■ Written problem
Check the listing below line by line and report how many lines hold "symbol", with no other words.

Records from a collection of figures
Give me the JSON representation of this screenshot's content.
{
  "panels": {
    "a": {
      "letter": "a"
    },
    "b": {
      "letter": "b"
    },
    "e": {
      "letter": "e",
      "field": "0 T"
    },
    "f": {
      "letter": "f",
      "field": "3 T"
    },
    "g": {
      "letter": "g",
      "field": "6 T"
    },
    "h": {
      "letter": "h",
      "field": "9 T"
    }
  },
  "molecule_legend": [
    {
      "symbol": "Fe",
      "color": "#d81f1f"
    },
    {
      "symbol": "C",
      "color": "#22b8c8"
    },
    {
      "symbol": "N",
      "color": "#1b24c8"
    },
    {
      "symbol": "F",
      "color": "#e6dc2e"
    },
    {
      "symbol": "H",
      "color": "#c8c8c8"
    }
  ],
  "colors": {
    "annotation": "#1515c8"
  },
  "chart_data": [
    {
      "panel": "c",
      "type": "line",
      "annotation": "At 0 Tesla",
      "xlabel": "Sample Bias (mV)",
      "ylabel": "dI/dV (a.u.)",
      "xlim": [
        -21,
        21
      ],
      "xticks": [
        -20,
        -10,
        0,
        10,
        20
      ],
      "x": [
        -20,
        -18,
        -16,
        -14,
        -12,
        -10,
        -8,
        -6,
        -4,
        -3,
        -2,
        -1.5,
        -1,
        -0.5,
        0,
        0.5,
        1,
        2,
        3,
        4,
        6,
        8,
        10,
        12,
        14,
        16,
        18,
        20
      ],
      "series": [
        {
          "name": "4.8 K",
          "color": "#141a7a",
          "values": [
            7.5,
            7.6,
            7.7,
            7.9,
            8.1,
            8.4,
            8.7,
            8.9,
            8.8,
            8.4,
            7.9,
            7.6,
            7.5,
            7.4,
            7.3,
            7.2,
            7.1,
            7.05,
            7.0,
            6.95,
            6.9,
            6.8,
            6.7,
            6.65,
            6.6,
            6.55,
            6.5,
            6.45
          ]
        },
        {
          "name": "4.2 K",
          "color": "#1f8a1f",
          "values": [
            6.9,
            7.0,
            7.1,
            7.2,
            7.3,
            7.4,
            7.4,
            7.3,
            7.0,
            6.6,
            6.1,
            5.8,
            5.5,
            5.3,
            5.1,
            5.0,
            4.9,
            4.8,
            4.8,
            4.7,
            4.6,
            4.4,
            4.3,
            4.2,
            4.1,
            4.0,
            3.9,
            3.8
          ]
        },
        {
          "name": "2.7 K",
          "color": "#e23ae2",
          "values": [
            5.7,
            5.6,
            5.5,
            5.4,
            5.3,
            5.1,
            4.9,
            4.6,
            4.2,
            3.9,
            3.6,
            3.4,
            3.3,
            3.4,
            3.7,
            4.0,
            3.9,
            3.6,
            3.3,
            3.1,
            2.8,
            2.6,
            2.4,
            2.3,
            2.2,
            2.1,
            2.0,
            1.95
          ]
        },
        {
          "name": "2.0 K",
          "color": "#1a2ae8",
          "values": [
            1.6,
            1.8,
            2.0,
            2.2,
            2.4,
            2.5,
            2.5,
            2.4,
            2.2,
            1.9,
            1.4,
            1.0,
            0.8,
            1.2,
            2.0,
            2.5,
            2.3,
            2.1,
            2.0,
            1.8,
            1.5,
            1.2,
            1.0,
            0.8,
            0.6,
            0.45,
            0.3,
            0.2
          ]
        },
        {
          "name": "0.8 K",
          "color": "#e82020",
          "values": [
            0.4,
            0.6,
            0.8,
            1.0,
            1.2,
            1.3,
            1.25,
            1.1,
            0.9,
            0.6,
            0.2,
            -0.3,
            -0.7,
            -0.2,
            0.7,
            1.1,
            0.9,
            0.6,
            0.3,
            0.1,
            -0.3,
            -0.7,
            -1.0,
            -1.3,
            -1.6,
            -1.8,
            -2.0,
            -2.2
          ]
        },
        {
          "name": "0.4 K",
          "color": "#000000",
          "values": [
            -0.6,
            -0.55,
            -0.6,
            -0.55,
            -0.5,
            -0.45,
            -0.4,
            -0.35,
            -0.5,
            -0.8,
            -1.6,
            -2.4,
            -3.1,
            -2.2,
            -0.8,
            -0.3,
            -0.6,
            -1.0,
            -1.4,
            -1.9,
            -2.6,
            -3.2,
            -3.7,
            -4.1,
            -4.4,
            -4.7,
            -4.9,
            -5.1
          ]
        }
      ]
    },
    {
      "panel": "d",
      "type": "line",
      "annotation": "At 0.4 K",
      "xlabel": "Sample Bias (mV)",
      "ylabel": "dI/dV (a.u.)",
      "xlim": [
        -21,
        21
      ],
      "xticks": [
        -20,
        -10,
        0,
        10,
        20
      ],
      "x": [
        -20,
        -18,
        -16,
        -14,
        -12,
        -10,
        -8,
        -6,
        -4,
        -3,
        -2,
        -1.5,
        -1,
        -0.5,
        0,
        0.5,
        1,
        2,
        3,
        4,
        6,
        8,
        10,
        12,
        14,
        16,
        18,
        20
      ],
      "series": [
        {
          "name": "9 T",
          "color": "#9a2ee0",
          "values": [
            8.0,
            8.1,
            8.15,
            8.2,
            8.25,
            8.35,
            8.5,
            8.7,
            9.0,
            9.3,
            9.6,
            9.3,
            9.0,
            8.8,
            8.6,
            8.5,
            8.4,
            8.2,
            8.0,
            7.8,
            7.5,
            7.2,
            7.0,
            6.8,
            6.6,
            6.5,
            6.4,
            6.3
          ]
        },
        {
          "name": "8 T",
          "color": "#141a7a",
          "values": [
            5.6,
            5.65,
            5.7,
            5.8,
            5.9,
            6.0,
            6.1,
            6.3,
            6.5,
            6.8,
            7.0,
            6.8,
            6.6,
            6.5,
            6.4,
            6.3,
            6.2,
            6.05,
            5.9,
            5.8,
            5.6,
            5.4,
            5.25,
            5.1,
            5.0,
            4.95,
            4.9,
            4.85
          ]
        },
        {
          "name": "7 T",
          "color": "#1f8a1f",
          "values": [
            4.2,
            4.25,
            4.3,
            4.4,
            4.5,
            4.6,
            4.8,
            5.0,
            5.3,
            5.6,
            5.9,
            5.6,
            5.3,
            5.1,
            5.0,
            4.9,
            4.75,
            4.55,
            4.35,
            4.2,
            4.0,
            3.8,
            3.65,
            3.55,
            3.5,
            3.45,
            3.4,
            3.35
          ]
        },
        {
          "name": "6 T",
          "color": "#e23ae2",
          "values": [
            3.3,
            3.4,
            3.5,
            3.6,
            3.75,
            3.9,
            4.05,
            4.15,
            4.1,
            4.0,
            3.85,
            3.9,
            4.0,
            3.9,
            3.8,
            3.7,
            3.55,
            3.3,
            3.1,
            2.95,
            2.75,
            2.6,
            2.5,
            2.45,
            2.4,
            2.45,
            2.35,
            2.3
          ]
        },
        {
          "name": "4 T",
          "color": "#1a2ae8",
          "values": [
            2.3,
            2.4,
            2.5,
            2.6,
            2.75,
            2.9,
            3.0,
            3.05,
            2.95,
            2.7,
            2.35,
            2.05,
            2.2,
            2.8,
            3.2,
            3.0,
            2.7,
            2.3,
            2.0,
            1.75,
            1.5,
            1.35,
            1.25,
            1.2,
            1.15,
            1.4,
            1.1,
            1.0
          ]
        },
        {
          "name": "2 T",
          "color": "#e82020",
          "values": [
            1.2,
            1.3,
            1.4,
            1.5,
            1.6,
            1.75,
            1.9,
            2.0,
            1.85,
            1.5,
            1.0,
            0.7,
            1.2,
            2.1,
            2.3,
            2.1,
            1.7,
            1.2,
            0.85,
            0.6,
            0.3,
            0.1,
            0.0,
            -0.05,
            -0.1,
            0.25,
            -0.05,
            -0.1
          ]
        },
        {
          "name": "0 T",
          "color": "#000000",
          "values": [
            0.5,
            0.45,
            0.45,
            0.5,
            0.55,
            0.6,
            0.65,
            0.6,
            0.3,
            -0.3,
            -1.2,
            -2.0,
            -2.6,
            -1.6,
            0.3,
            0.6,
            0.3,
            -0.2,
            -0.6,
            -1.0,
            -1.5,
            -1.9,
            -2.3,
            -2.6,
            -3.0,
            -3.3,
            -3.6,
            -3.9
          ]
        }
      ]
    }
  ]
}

■ Final result
5